## PAGE
########

0.0.2 • Published 2 years ago

@orca-so/utl-aggregator v0.0.2

Weekly downloads
-
License
ISC
Repository
-
Last release
2 years ago

Unified Token List Aggregator

The Aggregator is a script that generates solana token list JSON based on user specified list of provider sources. By changing the provider source list in the aggregator config one can fine tune the output (explained below), and choose which providers are trusted, and also enables filtering out tokens (for example exclude LP-tokens which could be consumed from other sources). Running this script periodically will ensure that generated UTL is up-to-date. Generated JSON can be hosted on CDN or imported in DB to be exposed through API.

The UTL generated through the aggregation process should be considered as a common source of truth for verified tokens across wallets and dApps.

Our Goal

We want to provide every community member a same base source of truth generated by Token List Aggregator and this will provide base verified token list. Anyone can run this without any infrastructure or cost.

Everything after that is only building on top of that, so Token List API is extension, and Token List SDK is extension on top of that. Every step is making things more efficient and optimised.

Everyone can choose what they want to use, host and consume depending on their needs and requirements.

Related repos

Installation

npm i @solflare-wallet/utl-aggregator

Usage

Example usage can be found in Solfare's Token List repo.

Simple usage:

const {
    Generator,
    ProviderCoinGecko,
    ProviderLegacyToken,
    ChainId,
    Tag,
} = require('@solflare-wallet/utl-aggregator')
const fs = require('fs')


async function init() {
    // ProviderLegacyToken.clearCache(ChainId.MAINNET)
    // ProviderLegacyToken.clearCache(ChainId.DEVNET)

########

(A run of records)
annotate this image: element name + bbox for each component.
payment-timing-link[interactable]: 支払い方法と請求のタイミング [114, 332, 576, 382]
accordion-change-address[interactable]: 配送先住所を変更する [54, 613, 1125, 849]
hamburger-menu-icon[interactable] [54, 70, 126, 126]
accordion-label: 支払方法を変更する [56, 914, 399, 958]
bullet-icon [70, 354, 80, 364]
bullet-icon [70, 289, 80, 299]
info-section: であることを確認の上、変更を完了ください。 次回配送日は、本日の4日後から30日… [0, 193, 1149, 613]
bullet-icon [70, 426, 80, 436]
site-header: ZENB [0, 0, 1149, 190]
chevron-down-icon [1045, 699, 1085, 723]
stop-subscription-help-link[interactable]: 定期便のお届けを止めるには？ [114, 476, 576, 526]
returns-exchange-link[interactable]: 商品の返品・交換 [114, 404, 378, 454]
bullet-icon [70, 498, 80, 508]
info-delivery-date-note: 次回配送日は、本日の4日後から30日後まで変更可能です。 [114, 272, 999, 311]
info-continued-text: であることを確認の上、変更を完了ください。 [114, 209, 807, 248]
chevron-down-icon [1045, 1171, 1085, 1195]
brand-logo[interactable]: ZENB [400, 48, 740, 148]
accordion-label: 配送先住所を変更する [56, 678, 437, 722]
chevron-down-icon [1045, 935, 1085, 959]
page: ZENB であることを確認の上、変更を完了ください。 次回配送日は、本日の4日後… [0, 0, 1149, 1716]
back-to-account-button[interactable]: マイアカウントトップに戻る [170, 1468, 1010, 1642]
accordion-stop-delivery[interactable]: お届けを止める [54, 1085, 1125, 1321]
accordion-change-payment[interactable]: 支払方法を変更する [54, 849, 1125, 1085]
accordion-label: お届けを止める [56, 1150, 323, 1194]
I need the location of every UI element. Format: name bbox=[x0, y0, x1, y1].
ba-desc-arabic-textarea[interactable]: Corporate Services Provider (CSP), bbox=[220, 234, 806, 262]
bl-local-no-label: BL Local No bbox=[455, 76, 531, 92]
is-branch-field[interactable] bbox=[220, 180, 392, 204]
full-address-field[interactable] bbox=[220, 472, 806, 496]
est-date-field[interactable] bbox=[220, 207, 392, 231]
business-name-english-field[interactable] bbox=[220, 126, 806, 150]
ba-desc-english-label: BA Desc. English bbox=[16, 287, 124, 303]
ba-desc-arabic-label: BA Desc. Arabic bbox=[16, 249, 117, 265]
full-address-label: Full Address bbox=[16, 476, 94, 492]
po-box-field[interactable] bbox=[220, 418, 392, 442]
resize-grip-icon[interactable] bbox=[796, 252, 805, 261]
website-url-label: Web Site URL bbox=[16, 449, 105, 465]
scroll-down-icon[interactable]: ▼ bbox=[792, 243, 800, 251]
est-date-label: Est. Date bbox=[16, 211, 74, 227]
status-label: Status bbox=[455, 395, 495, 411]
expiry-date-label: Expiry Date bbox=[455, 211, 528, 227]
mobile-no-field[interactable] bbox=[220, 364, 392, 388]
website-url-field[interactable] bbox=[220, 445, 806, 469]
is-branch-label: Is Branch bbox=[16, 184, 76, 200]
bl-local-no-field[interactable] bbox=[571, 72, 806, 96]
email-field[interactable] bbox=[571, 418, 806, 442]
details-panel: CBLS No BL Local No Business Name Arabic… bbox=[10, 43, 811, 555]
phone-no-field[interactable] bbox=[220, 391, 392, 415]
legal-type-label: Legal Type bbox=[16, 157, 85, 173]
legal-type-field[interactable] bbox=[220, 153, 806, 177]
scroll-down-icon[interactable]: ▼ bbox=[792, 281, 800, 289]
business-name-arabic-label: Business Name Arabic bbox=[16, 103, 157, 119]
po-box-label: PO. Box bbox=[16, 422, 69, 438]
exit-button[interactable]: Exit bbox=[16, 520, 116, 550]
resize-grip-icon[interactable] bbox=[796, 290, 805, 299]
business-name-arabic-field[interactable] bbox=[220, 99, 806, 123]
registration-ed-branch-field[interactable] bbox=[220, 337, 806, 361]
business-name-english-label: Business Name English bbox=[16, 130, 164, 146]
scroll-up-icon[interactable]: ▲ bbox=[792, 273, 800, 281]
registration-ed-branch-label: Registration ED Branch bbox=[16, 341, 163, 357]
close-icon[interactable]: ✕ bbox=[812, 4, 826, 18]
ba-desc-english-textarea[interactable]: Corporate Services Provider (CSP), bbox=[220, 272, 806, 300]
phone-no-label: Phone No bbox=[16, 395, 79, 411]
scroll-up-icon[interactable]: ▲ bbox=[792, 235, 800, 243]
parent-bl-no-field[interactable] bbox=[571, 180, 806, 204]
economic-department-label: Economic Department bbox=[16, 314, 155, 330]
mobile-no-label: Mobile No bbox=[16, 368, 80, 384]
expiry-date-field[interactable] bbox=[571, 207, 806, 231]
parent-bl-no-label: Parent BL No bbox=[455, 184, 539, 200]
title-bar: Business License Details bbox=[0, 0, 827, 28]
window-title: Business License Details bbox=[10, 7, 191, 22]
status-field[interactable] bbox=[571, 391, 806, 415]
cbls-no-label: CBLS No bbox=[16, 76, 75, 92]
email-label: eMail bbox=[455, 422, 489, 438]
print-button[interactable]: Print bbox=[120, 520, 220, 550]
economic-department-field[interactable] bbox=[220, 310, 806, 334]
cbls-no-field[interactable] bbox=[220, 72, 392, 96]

########

## REQUIRED TASK 1
Write out everything in the token list aggregator page from "Unified Token List" down to "exposed through API.".
## REQUIRED TASK 2
Carry on the token list aggregator page from the point where it stops.

## EXPECTED OUTPUT 1
Unified Token List Aggregator

The Aggregator is a script that generates solana token list JSON based on user specified list of provider sources. By changing the provider source list in the aggregator config one can fine tune the output (explained below), and choose which providers are trusted, and also enables filtering out tokens (for example exclude LP-tokens which could be consumed from other sources). Running this script periodically will ensure that generated UTL is up-to-date. Generated JSON can be hosted on CDN or imported in DB to be exposed through API.

## EXPECTED OUTPUT 2
    const generator = new Generator([
        new ProviderCoinGecko(
            null,
            "https://solana-api.projectserum.com/",
            {
                throttle: 1000,
                throttleCoinGecko: 65 * 1000,
                batchAccountsInfo: 100,
                batchCoinGecko: 25,
            }
        ),
        new ProviderLegacyToken(
            "https://cdn.jsdelivr.net/gh/solana-labs/token-list@main/src/tokens/solana.tokenlist.json", 
            "https://solana-api.projectserum.com/", 
            {
                throttle: 1000,
                batchSignatures: 100,
                batchAccountsInfo: 100,
                batchTokenHolders: 1,
            },
            [Tag.LP_TOKEN],
            ChainId.MAINNET,
        ),
    ])
    
    const tokenMap = await generator.generateTokenList()

    fs.writeFile(
        './solana-tokenlist.json',
        JSON.stringify(tokenMap),
        'utf8',
        function (err) {
            if (err) {
                return console.log(err)
            }

            console.log('The file was saved!')
        }
    )

    console.log('UTL Completed')
}

init()

Token List Providers

Providers are listed in an aggregator. If for example mint/token A is in both CoinGecko and Orca list, only one instance/data will be kept for the final token list, and this is determined based on whether CoinGecko or Orca is positioned higher in the list. If Orca is above CoinGecko, mint A from Orca will be kept, and CoinGecko's mint A will be ignored.

Built-in provider sources will be the Pruned Legacy Token List and CoinGecko. CoinGecko has high barrier of entry for tokens, and is generally excellent when it comes to maintaining token list (since it's their job and business to do so). Legacy token list will be pruned (remove invalid mints, filtering by holders, last activity, LP tokens, scam tokens; this processed was described in Telegram chat) and transformed into the new standardized format.

To-Do External Provider sources (Orca, Raydium, Saber, etc..) can host and maintain their own list of verified tokens, that aggregator can use when generating unified token list. Each external provider will have to expose endpoint with a list of tokens they view as verified. This list will be in standardize format (which will include if token is LP-token, etc).

To-Do Base external provider repo so any project (Orca, Raydium, Saber..) can host and expose their own verified token list with little developer effort. This allows them to serve as trusted providers for other.

CoinGecko Provider

Uses CoinGecko API to fetch all tokens with valid Solana mint address. Token' logoURI is fetched from CoinGecko also, while decimal is fetched from chain. That is why this provider also requires Solana RPC mainnet endpoint.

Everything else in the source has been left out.